- [What to work on] All of the entries should be returned without a single change.

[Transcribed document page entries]
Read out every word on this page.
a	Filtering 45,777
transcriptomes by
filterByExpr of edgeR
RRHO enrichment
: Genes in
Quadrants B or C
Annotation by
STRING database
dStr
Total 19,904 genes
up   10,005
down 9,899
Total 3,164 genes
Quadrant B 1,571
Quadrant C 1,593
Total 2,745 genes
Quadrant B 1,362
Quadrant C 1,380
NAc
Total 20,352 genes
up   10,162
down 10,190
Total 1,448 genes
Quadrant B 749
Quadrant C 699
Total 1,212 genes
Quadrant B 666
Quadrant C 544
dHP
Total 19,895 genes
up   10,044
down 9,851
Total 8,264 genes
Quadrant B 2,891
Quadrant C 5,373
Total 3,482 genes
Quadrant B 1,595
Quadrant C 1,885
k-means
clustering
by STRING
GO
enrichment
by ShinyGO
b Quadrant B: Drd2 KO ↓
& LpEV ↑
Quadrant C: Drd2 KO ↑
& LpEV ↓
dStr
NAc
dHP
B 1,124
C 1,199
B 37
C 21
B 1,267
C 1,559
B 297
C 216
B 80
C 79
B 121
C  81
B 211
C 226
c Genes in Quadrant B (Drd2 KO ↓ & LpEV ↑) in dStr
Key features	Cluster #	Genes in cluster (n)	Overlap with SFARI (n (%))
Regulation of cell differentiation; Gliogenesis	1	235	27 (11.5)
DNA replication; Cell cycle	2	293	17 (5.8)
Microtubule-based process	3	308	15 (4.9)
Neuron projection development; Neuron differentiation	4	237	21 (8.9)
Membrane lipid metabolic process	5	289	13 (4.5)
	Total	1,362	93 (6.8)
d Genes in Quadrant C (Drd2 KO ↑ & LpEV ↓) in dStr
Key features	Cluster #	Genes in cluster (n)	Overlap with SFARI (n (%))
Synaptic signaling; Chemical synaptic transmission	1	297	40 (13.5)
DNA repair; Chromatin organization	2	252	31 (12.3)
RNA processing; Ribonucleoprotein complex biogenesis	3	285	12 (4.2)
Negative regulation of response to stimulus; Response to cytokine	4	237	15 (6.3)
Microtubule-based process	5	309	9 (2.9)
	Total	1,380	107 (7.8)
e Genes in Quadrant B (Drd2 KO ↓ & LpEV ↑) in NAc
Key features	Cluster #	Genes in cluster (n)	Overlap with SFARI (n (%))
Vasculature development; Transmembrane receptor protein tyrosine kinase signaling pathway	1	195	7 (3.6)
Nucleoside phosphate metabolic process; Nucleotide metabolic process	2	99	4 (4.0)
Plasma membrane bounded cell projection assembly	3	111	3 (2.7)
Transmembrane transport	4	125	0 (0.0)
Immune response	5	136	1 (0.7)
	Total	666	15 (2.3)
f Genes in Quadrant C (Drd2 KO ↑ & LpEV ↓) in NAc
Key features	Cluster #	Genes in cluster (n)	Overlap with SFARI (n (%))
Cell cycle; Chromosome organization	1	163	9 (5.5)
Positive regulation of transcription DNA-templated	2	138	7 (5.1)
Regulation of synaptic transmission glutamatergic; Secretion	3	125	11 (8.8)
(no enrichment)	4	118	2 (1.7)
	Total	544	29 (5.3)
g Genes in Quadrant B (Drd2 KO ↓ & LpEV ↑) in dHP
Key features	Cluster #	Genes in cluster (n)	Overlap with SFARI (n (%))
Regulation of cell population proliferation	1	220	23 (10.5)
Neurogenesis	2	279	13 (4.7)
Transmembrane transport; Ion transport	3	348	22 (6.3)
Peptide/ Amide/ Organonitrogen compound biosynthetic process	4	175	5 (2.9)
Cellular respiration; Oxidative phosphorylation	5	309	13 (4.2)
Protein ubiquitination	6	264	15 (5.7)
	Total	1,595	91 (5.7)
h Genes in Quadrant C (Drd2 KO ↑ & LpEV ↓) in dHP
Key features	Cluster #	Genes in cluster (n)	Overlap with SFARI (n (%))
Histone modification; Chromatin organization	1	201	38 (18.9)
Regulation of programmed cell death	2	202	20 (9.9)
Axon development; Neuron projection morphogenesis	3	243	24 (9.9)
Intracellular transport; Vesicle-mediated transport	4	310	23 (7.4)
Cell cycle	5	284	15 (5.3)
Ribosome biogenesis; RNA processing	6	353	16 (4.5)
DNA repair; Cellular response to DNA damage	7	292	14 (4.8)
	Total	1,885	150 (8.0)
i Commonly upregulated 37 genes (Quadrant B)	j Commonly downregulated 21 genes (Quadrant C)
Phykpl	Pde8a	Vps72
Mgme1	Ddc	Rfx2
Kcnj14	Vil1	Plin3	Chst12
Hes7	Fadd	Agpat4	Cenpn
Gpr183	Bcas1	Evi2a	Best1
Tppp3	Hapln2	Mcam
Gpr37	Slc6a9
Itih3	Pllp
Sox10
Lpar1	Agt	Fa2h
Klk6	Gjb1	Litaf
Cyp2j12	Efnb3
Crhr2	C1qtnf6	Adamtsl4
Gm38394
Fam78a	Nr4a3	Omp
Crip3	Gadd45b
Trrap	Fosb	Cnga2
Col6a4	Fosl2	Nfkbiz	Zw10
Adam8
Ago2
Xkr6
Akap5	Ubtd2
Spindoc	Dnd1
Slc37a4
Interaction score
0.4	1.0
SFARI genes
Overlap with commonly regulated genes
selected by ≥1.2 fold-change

- [Result of the task]
Read out every word on this page.
a	Filtering 45,777
transcriptomes by
filterByExpr of edgeR
RRHO enrichment
: Genes in
Quadrants B or C
Annotation by
STRING database
dStr
Total 19,904 genes
up   10,005
down 9,899
Total 3,164 genes
Quadrant B 1,571
Quadrant C 1,593
Total 2,745 genes
Quadrant B 1,362
Quadrant C 1,380
NAc
Total 20,352 genes
up   10,162
down 10,190
Total 1,448 genes
Quadrant B 749
Quadrant C 699
Total 1,212 genes
Quadrant B 666
Quadrant C 544
dHP
Total 19,895 genes
up   10,044
down 9,851
Total 8,264 genes
Quadrant B 2,891
Quadrant C 5,373
Total 3,482 genes
Quadrant B 1,595
Quadrant C 1,885
k-means
clustering
by STRING
GO
enrichment
by ShinyGO
b Quadrant B: Drd2 KO ↓
& LpEV ↑
Quadrant C: Drd2 KO ↑
& LpEV ↓
dStr
NAc
dHP
B 1,124
C 1,199
B 37
C 21
B 1,267
C 1,559
B 297
C 216
B 80
C 79
B 121
C  81
B 211
C 226
c Genes in Quadrant B (Drd2 KO ↓ & LpEV ↑) in dStr
Key features	Cluster #	Genes in cluster (n)	Overlap with SFARI (n (%))
Regulation of cell differentiation; Gliogenesis	1	235	27 (11.5)
DNA replication; Cell cycle	2	293	17 (5.8)
Microtubule-based process	3	308	15 (4.9)
Neuron projection development; Neuron differentiation	4	237	21 (8.9)
Membrane lipid metabolic process	5	289	13 (4.5)
	Total	1,362	93 (6.8)
d Genes in Quadrant C (Drd2 KO ↑ & LpEV ↓) in dStr
Key features	Cluster #	Genes in cluster (n)	Overlap with SFARI (n (%))
Synaptic signaling; Chemical synaptic transmission	1	297	40 (13.5)
DNA repair; Chromatin organization	2	252	31 (12.3)
RNA processing; Ribonucleoprotein complex biogenesis	3	285	12 (4.2)
Negative regulation of response to stimulus; Response to cytokine	4	237	15 (6.3)
Microtubule-based process	5	309	9 (2.9)
	Total	1,380	107 (7.8)
e Genes in Quadrant B (Drd2 KO ↓ & LpEV ↑) in NAc
Key features	Cluster #	Genes in cluster (n)	Overlap with SFARI (n (%))
Vasculature development; Transmembrane receptor protein tyrosine kinase signaling pathway	1	195	7 (3.6)
Nucleoside phosphate metabolic process; Nucleotide metabolic process	2	99	4 (4.0)
Plasma membrane bounded cell projection assembly	3	111	3 (2.7)
Transmembrane transport	4	125	0 (0.0)
Immune response	5	136	1 (0.7)
	Total	666	15 (2.3)
f Genes in Quadrant C (Drd2 KO ↑ & LpEV ↓) in NAc
Key features	Cluster #	Genes in cluster (n)	Overlap with SFARI (n (%))
Cell cycle; Chromosome organization	1	163	9 (5.5)
Positive regulation of transcription DNA-templated	2	138	7 (5.1)
Regulation of synaptic transmission glutamatergic; Secretion	3	125	11 (8.8)
(no enrichment)	4	118	2 (1.7)
	Total	544	29 (5.3)
g Genes in Quadrant B (Drd2 KO ↓ & LpEV ↑) in dHP
Key features	Cluster #	Genes in cluster (n)	Overlap with SFARI (n (%))
Regulation of cell population proliferation	1	220	23 (10.5)
Neurogenesis	2	279	13 (4.7)
Transmembrane transport; Ion transport	3	348	22 (6.3)
Peptide/ Amide/ Organonitrogen compound biosynthetic process	4	175	5 (2.9)
Cellular respiration; Oxidative phosphorylation	5	309	13 (4.2)
Protein ubiquitination	6	264	15 (5.7)
	Total	1,595	91 (5.7)
h Genes in Quadrant C (Drd2 KO ↑ & LpEV ↓) in dHP
Key features	Cluster #	Genes in cluster (n)	Overlap with SFARI (n (%))
Histone modification; Chromatin organization	1	201	38 (18.9)
Regulation of programmed cell death	2	202	20 (9.9)
Axon development; Neuron projection morphogenesis	3	243	24 (9.9)
Intracellular transport; Vesicle-mediated transport	4	310	23 (7.4)
Cell cycle	5	284	15 (5.3)
Ribosome biogenesis; RNA processing	6	353	16 (4.5)
DNA repair; Cellular response to DNA damage	7	292	14 (4.8)
	Total	1,885	150 (8.0)
i Commonly upregulated 37 genes (Quadrant B)	j Commonly downregulated 21 genes (Quadrant C)
Phykpl	Pde8a	Vps72
Mgme1	Ddc	Rfx2
Kcnj14	Vil1	Plin3	Chst12
Hes7	Fadd	Agpat4	Cenpn
Gpr183	Bcas1	Evi2a	Best1
Tppp3	Hapln2	Mcam
Gpr37	Slc6a9
Itih3	Pllp
Sox10
Lpar1	Agt	Fa2h
Klk6	Gjb1	Litaf
Cyp2j12	Efnb3
Crhr2	C1qtnf6	Adamtsl4
Gm38394
Fam78a	Nr4a3	Omp
Crip3	Gadd45b
Trrap	Fosb	Cnga2
Col6a4	Fosl2	Nfkbiz	Zw10
Adam8
Ago2
Xkr6
Akap5	Ubtd2
Spindoc	Dnd1
Slc37a4
Interaction score
0.4	1.0
SFARI genes
Overlap with commonly regulated genes
selected by ≥1.2 fold-change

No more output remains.